(Records from a collection of figures)
+++++

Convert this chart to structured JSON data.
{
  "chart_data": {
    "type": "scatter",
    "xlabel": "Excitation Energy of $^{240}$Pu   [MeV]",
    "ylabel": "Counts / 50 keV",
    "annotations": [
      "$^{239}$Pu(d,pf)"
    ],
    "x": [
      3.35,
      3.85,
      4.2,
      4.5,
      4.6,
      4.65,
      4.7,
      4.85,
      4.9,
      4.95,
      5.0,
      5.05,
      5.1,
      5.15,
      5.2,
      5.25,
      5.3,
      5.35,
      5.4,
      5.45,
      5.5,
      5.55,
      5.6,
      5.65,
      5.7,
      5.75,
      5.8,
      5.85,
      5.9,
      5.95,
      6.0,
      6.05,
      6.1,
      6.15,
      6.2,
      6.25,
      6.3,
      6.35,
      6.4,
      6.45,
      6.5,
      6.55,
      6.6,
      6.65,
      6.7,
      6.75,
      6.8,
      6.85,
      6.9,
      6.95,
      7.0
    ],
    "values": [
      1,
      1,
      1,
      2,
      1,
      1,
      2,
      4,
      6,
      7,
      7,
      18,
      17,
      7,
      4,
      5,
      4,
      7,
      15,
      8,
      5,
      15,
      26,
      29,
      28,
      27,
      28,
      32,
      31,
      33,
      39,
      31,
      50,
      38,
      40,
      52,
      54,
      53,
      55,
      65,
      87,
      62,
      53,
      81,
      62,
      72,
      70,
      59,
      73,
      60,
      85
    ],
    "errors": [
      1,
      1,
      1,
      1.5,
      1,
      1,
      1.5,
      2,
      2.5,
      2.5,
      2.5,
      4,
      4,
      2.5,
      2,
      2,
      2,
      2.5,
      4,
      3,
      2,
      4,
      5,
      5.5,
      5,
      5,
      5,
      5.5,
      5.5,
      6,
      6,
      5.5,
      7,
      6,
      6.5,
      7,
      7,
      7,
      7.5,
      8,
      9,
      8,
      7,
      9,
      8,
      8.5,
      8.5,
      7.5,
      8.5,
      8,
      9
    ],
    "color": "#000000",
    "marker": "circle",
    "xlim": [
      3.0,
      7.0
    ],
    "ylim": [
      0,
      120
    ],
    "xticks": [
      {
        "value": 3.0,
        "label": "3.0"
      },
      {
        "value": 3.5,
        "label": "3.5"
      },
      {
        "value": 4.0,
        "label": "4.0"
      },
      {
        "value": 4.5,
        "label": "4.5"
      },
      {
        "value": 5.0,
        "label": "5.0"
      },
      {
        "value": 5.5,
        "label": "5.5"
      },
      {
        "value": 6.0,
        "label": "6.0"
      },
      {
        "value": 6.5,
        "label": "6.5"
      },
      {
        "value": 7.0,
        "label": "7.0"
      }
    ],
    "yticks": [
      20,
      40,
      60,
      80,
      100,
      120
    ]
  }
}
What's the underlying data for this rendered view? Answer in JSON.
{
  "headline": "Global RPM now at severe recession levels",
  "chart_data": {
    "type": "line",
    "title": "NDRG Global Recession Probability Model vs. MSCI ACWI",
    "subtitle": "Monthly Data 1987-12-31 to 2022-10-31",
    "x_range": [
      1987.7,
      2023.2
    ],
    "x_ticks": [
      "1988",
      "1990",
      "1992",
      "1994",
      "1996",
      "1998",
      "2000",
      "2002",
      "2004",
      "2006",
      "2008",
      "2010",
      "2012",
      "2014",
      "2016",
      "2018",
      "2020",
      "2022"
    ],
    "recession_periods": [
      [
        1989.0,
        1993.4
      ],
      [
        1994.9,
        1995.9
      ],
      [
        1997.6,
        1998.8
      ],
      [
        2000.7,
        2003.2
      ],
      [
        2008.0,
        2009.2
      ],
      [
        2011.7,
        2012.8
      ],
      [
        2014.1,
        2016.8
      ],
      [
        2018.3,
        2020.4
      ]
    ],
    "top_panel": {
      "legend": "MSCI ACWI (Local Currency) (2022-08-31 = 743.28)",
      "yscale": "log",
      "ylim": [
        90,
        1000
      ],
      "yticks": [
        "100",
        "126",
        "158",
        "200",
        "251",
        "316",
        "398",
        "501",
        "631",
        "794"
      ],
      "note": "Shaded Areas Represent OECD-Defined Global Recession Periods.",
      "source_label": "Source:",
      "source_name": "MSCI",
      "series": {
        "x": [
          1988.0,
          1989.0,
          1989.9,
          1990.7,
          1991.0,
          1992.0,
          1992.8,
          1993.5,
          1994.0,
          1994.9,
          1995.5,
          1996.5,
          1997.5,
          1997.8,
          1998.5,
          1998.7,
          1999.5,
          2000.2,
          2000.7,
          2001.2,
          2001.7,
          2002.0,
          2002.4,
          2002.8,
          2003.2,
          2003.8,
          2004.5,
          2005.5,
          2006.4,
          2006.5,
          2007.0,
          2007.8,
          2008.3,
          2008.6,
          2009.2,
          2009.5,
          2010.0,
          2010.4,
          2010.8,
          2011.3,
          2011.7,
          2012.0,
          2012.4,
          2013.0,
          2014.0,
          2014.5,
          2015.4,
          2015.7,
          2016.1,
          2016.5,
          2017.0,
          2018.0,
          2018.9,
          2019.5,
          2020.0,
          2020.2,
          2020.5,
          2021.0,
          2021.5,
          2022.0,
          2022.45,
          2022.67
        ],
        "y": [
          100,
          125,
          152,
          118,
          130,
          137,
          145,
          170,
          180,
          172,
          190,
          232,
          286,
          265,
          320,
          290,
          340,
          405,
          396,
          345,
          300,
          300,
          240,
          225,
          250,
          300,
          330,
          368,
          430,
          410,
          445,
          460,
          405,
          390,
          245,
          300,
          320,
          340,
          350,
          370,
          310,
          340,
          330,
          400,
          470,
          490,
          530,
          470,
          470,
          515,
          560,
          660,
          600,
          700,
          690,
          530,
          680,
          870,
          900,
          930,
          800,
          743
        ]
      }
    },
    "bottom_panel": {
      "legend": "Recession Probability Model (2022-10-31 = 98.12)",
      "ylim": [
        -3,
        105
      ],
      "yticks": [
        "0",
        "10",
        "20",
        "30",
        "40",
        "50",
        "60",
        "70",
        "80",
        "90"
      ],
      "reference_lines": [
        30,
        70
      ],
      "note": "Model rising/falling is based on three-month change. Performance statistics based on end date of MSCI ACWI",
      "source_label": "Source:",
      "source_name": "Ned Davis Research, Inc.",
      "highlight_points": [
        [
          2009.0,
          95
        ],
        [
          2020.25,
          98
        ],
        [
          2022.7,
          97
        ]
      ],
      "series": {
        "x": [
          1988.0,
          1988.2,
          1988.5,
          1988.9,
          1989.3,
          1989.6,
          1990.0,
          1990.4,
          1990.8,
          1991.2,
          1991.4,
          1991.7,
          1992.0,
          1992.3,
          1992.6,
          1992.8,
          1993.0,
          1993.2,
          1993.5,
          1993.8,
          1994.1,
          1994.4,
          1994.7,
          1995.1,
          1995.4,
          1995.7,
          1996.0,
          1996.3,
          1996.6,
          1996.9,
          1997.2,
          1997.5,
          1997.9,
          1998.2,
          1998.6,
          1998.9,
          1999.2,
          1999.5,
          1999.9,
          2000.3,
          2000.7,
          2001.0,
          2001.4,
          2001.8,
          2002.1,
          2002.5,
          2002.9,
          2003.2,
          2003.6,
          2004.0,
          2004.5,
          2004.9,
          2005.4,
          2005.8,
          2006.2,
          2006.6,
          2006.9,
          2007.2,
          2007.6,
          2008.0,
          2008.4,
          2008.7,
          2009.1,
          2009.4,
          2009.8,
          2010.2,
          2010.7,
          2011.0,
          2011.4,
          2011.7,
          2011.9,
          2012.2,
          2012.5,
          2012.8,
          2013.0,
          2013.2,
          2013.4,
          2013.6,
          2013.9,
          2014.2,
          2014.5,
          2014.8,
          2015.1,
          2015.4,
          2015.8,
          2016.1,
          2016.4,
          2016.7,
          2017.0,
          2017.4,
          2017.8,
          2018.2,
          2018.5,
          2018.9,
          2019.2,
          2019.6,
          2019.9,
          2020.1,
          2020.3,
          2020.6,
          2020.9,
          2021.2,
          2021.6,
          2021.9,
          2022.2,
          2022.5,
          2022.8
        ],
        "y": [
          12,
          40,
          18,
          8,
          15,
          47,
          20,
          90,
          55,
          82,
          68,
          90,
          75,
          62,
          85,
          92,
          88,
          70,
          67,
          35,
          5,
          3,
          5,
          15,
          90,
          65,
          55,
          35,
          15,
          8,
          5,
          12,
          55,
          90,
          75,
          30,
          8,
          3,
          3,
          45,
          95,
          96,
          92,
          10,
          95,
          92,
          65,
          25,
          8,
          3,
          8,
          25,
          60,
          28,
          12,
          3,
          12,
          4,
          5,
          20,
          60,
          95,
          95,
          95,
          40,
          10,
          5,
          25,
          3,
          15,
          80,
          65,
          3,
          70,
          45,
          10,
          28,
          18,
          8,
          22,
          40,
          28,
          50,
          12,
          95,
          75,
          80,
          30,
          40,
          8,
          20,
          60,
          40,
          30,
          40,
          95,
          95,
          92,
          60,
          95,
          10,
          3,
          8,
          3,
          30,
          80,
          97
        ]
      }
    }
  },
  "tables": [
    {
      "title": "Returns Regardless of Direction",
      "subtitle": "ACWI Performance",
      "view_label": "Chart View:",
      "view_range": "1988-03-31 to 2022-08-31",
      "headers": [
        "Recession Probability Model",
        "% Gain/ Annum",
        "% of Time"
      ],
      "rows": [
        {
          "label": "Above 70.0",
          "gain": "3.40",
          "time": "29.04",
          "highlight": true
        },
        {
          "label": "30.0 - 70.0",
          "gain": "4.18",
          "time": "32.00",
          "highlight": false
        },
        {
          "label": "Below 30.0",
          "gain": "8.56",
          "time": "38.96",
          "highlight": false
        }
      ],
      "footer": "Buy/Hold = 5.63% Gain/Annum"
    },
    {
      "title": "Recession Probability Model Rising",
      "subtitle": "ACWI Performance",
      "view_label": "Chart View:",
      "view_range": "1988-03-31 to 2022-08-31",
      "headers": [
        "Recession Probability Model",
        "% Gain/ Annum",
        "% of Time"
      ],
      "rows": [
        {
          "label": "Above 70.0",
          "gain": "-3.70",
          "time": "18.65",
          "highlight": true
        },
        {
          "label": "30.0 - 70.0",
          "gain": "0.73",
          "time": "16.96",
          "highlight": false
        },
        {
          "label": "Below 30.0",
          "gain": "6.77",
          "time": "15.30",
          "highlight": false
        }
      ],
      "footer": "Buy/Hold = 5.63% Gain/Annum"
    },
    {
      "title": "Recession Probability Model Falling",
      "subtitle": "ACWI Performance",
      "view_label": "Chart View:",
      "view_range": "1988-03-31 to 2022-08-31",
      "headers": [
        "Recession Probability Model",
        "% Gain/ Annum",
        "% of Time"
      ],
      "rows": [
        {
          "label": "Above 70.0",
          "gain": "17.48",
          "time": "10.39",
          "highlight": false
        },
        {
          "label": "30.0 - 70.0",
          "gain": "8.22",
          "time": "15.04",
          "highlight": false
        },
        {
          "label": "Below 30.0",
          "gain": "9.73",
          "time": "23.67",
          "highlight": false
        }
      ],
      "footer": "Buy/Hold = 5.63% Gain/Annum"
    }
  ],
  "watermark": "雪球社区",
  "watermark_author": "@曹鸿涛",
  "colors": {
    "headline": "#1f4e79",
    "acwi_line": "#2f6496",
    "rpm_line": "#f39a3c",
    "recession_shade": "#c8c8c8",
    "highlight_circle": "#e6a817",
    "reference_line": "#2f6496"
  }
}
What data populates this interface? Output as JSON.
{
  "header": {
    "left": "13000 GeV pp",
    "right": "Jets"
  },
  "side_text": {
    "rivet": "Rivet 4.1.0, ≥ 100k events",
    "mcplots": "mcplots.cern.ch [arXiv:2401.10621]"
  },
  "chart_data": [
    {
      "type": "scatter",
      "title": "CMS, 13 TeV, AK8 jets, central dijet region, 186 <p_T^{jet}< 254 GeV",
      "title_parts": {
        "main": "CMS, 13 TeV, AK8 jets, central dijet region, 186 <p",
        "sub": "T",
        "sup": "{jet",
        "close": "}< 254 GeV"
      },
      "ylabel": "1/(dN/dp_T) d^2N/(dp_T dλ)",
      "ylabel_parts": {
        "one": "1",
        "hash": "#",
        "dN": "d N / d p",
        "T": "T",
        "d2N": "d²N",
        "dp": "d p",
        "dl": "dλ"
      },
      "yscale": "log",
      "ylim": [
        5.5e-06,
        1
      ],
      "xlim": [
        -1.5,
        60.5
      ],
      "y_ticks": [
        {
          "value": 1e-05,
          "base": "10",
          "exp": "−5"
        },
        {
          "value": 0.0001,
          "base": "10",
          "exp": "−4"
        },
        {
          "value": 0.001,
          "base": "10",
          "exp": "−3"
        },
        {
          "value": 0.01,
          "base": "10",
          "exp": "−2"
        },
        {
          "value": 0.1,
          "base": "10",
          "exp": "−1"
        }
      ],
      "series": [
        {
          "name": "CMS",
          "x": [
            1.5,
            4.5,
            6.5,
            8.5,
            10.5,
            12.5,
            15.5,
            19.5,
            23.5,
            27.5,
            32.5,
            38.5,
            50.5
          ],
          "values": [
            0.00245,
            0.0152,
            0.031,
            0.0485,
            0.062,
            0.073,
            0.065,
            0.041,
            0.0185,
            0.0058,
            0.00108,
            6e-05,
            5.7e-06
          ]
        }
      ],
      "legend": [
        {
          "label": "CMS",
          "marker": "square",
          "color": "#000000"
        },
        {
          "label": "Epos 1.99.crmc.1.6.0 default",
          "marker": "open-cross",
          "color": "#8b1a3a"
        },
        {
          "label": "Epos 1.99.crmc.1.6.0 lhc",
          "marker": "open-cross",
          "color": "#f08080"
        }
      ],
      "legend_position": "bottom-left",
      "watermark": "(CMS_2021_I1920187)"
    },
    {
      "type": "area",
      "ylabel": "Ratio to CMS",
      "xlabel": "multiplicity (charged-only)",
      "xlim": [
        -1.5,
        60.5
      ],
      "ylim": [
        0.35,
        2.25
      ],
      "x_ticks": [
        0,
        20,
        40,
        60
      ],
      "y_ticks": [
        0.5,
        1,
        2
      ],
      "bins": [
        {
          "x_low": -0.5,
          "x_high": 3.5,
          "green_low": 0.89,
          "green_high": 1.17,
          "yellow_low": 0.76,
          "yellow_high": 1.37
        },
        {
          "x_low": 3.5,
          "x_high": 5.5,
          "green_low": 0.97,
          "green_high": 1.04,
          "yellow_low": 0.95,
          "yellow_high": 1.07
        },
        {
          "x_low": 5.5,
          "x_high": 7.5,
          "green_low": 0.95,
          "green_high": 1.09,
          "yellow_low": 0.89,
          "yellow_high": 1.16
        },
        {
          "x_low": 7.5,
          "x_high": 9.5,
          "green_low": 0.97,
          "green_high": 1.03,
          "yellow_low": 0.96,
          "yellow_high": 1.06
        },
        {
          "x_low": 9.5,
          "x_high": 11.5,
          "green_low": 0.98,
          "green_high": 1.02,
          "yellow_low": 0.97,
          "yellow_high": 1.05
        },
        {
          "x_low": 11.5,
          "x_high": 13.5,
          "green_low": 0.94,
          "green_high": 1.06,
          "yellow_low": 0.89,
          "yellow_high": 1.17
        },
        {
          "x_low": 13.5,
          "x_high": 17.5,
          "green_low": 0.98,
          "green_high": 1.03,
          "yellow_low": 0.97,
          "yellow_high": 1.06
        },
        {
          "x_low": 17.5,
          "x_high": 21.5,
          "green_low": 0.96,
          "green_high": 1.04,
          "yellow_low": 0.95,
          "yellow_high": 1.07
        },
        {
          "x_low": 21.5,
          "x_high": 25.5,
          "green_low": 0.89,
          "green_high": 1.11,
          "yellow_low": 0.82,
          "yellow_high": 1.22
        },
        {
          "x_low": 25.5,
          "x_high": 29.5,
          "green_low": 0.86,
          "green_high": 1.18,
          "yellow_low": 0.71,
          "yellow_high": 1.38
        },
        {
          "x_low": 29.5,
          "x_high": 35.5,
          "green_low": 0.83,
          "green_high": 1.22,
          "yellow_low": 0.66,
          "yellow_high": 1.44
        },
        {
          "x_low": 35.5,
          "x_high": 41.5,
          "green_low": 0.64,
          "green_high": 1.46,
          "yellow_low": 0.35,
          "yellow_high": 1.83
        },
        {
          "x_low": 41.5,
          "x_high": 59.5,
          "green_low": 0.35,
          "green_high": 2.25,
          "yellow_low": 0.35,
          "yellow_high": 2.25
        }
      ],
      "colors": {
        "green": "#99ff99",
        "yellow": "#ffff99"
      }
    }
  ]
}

+++++

• AIM OF THE EXERCISE: Find the lines containing "MSCI" and list every one of them.

• CORRECT RESPONSE:
    "title": "NDRG Global Recession Probability Model vs. MSCI ACWI",
      "legend": "MSCI ACWI (Local Currency) (2022-08-31 = 743.28)",
      "source_name": "MSCI",
      "note": "Model rising/falling is based on three-month change. Performance statistics based on end date of MSCI ACWI",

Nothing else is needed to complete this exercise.